#### GOAL:
Spot each line that carries the word "overlap"; copy those lines.

#### INPUT DATA:
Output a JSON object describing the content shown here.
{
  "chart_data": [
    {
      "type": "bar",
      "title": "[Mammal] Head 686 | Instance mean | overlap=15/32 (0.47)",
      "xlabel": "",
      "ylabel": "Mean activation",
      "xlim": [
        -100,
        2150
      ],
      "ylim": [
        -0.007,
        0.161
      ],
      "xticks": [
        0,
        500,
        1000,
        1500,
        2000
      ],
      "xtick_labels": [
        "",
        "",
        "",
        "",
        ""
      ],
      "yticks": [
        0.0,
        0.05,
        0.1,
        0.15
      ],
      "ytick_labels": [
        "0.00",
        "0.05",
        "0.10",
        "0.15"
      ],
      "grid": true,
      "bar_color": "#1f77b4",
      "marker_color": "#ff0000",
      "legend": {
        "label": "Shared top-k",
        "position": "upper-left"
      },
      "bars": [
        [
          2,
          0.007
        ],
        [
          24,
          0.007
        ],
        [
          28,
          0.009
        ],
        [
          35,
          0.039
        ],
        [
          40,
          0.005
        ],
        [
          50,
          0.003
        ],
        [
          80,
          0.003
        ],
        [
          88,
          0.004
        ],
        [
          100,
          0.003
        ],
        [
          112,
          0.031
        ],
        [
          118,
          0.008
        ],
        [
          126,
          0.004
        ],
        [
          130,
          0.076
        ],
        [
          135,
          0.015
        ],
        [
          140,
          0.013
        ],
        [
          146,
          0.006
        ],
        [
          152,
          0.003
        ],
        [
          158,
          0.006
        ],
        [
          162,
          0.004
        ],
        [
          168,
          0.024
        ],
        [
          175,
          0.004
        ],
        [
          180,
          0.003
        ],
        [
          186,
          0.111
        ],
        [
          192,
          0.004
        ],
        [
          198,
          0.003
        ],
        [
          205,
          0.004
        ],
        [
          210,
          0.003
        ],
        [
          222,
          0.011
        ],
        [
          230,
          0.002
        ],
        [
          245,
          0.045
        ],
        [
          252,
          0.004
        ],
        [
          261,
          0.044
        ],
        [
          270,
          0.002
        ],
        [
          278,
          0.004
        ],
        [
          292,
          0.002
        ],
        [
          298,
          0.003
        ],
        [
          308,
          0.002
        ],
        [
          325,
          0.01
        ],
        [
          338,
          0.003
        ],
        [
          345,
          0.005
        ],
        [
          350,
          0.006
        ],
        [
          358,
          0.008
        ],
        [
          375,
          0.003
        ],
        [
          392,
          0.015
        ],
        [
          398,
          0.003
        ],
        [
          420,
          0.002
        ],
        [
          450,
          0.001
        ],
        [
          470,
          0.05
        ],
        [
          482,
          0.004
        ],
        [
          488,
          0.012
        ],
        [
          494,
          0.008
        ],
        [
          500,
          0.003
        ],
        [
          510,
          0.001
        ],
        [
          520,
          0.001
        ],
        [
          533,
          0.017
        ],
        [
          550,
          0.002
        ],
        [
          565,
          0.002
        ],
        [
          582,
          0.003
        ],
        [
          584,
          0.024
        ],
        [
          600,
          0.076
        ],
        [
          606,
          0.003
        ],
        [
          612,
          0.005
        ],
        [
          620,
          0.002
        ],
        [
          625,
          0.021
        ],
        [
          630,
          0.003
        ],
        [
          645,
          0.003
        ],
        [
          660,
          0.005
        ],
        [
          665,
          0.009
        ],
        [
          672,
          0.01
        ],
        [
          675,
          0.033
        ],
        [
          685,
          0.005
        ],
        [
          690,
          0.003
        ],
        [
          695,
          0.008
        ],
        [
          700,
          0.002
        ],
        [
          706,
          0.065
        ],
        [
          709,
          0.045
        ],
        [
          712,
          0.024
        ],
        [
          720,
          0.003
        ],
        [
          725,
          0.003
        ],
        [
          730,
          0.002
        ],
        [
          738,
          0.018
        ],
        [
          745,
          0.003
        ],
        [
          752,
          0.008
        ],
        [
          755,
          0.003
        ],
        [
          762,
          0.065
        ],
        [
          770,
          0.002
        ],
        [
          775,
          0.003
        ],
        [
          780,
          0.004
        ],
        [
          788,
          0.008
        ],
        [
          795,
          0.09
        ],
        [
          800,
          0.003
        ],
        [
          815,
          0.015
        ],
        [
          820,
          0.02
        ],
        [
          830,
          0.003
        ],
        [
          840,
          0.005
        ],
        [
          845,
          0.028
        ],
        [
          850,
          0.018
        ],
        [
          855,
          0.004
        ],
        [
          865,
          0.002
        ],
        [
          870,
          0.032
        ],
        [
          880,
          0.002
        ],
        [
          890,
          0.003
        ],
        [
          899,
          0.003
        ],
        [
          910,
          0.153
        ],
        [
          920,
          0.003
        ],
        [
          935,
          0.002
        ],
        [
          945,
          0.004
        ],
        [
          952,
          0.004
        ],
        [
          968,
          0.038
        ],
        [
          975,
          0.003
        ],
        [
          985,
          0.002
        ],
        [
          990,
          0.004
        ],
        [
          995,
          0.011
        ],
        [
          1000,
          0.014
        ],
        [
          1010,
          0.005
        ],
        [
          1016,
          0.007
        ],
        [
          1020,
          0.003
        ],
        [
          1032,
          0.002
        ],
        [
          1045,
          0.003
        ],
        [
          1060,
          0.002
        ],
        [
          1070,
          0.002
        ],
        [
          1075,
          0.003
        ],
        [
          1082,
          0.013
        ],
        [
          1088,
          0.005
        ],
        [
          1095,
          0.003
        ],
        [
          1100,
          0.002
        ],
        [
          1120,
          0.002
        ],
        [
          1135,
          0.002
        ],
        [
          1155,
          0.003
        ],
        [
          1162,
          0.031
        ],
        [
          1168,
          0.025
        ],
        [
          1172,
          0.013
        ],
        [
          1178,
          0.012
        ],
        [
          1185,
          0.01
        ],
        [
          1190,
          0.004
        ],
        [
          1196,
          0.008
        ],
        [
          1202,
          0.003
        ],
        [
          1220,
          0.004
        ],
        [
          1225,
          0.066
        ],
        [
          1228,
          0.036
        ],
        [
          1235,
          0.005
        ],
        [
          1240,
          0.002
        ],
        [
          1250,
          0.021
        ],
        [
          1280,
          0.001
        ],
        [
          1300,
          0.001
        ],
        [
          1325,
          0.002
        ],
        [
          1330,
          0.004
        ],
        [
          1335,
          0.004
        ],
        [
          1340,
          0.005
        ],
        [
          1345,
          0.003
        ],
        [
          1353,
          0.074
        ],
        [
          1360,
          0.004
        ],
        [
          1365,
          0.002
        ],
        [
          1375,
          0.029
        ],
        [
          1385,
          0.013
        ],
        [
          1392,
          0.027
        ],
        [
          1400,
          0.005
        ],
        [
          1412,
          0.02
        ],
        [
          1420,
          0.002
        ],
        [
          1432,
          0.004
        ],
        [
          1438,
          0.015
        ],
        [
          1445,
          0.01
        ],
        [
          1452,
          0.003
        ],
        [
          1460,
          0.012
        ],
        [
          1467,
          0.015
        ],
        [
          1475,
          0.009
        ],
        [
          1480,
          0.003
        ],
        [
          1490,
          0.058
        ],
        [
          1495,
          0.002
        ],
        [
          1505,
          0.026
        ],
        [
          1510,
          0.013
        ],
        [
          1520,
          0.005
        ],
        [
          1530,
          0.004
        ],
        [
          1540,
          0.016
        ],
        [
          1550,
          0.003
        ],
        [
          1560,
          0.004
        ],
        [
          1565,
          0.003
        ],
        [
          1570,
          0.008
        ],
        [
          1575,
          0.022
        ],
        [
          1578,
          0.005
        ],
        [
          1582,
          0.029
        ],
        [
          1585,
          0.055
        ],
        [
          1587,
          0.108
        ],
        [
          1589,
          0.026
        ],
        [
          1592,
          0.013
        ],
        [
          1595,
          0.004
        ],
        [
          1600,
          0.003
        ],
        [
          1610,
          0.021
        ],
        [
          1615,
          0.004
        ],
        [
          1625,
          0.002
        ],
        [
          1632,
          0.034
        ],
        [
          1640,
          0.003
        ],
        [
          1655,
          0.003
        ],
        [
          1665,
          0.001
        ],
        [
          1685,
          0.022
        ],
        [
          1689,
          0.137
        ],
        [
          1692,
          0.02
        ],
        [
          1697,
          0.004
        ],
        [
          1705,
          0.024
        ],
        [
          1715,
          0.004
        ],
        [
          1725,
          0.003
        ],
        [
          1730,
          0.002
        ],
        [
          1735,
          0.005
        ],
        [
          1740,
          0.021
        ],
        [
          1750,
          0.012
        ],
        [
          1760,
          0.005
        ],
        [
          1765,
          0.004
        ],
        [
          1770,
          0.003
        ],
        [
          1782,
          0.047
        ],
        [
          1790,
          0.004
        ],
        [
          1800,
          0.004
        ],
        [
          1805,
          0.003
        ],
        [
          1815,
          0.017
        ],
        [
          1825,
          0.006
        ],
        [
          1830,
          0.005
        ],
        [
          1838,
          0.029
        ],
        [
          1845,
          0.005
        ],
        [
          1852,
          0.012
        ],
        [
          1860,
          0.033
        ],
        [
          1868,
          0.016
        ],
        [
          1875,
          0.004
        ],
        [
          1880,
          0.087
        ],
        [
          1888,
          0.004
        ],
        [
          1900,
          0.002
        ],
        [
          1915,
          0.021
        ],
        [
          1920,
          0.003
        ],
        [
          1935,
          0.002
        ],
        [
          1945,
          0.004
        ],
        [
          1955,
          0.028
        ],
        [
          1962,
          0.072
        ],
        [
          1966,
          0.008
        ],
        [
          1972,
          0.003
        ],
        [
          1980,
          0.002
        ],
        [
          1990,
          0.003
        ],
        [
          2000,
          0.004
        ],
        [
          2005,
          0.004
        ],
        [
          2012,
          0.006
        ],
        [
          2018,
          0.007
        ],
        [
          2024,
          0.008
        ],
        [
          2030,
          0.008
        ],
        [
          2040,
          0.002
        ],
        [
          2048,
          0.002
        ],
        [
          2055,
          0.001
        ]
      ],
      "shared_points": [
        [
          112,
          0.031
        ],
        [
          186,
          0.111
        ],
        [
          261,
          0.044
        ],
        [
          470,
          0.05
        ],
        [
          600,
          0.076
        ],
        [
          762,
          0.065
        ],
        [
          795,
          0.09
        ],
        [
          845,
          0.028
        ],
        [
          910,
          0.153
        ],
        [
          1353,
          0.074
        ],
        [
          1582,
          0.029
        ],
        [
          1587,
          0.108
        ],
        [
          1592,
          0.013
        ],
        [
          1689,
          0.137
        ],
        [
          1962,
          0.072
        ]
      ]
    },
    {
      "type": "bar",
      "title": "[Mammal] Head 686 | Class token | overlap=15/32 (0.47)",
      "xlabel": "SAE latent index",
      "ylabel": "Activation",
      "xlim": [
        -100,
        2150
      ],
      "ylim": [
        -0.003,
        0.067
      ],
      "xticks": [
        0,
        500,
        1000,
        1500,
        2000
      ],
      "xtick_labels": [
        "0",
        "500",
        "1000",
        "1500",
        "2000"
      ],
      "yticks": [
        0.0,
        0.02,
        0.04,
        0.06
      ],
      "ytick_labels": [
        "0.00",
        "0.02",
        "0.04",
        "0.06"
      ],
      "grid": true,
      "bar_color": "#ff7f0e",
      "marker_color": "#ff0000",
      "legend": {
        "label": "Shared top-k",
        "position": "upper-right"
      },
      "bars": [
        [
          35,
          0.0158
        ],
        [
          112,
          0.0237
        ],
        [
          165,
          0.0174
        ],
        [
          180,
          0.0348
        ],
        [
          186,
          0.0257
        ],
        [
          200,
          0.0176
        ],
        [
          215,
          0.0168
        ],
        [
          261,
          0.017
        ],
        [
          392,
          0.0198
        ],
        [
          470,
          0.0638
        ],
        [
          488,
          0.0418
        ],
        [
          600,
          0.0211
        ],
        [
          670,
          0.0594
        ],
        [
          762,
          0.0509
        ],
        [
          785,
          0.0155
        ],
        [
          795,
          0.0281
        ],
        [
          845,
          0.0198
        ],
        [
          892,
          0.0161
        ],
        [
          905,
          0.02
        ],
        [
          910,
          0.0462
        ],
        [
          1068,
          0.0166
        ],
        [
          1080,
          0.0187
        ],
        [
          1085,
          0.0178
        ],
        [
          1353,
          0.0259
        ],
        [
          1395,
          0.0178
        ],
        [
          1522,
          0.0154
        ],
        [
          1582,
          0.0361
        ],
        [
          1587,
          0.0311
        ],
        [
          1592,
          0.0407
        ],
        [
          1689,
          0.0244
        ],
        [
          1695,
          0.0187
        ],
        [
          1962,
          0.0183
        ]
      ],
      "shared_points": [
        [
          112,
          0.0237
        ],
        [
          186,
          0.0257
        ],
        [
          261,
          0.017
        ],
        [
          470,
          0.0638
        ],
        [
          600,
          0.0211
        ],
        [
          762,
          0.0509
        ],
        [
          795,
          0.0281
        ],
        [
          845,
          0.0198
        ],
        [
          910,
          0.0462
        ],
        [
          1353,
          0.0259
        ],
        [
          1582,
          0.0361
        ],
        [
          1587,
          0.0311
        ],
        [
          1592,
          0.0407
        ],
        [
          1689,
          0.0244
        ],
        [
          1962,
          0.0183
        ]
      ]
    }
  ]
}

#### SOLUTION TO THE EXERCISE:
      "title": "[Mammal] Head 686 | Instance mean | overlap=15/32 (0.47)",
      "title": "[Mammal] Head 686 | Class token | overlap=15/32 (0.47)",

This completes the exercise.